_DATA TO USE_.
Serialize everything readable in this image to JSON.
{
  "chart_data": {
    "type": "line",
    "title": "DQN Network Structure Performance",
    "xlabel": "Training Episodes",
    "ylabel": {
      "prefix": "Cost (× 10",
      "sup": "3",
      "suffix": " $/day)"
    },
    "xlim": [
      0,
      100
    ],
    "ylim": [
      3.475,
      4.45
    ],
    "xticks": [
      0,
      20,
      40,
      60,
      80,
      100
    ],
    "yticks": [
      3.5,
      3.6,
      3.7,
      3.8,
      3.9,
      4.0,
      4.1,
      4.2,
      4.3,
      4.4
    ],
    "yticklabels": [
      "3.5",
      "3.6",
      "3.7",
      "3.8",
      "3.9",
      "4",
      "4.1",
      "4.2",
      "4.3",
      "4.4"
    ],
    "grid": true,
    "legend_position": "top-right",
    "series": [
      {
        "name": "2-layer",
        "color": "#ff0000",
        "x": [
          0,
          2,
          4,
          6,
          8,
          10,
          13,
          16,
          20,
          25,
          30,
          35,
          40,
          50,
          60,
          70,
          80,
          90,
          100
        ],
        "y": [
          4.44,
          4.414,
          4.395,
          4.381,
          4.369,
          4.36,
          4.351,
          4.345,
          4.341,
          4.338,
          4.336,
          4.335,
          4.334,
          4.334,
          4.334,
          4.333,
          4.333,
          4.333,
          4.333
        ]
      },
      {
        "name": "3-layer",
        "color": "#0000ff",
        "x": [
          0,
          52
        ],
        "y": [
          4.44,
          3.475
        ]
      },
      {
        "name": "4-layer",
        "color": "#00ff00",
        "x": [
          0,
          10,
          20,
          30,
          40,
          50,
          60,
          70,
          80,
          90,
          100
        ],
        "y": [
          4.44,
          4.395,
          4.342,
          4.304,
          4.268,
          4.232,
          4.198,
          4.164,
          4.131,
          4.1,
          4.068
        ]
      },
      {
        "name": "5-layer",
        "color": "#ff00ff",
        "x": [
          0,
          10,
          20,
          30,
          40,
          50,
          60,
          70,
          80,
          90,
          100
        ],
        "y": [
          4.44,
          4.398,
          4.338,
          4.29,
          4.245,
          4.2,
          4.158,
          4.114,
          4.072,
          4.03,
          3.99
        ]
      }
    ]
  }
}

_EXERCISE REQUIREMENTS_. All of the data shown above must be copied exactly.

_RESPONSE TO THIS EXERCISE_.
Serialize everything readable in this image to JSON.
{
  "chart_data": {
    "type": "line",
    "title": "DQN Network Structure Performance",
    "xlabel": "Training Episodes",
    "ylabel": {
      "prefix": "Cost (× 10",
      "sup": "3",
      "suffix": " $/day)"
    },
    "xlim": [
      0,
      100
    ],
    "ylim": [
      3.475,
      4.45
    ],
    "xticks": [
      0,
      20,
      40,
      60,
      80,
      100
    ],
    "yticks": [
      3.5,
      3.6,
      3.7,
      3.8,
      3.9,
      4.0,
      4.1,
      4.2,
      4.3,
      4.4
    ],
    "yticklabels": [
      "3.5",
      "3.6",
      "3.7",
      "3.8",
      "3.9",
      "4",
      "4.1",
      "4.2",
      "4.3",
      "4.4"
    ],
    "grid": true,
    "legend_position": "top-right",
    "series": [
      {
        "name": "2-layer",
        "color": "#ff0000",
        "x": [
          0,
          2,
          4,
          6,
          8,
          10,
          13,
          16,
          20,
          25,
          30,
          35,
          40,
          50,
          60,
          70,
          80,
          90,
          100
        ],
        "y": [
          4.44,
          4.414,
          4.395,
          4.381,
          4.369,
          4.36,
          4.351,
          4.345,
          4.341,
          4.338,
          4.336,
          4.335,
          4.334,
          4.334,
          4.334,
          4.333,
          4.333,
          4.333,
          4.333
        ]
      },
      {
        "name": "3-layer",
        "color": "#0000ff",
        "x": [
          0,
          52
        ],
        "y": [
          4.44,
          3.475
        ]
      },
      {
        "name": "4-layer",
        "color": "#00ff00",
        "x": [
          0,
          10,
          20,
          30,
          40,
          50,
          60,
          70,
          80,
          90,
          100
        ],
        "y": [
          4.44,
          4.395,
          4.342,
          4.304,
          4.268,
          4.232,
          4.198,
          4.164,
          4.131,
          4.1,
          4.068
        ]
      },
      {
        "name": "5-layer",
        "color": "#ff00ff",
        "x": [
          0,
          10,
          20,
          30,
          40,
          50,
          60,
          70,
          80,
          90,
          100
        ],
        "y": [
          4.44,
          4.398,
          4.338,
          4.29,
          4.245,
          4.2,
          4.158,
          4.114,
          4.072,
          4.03,
          3.99
        ]
      }
    ]
  }
}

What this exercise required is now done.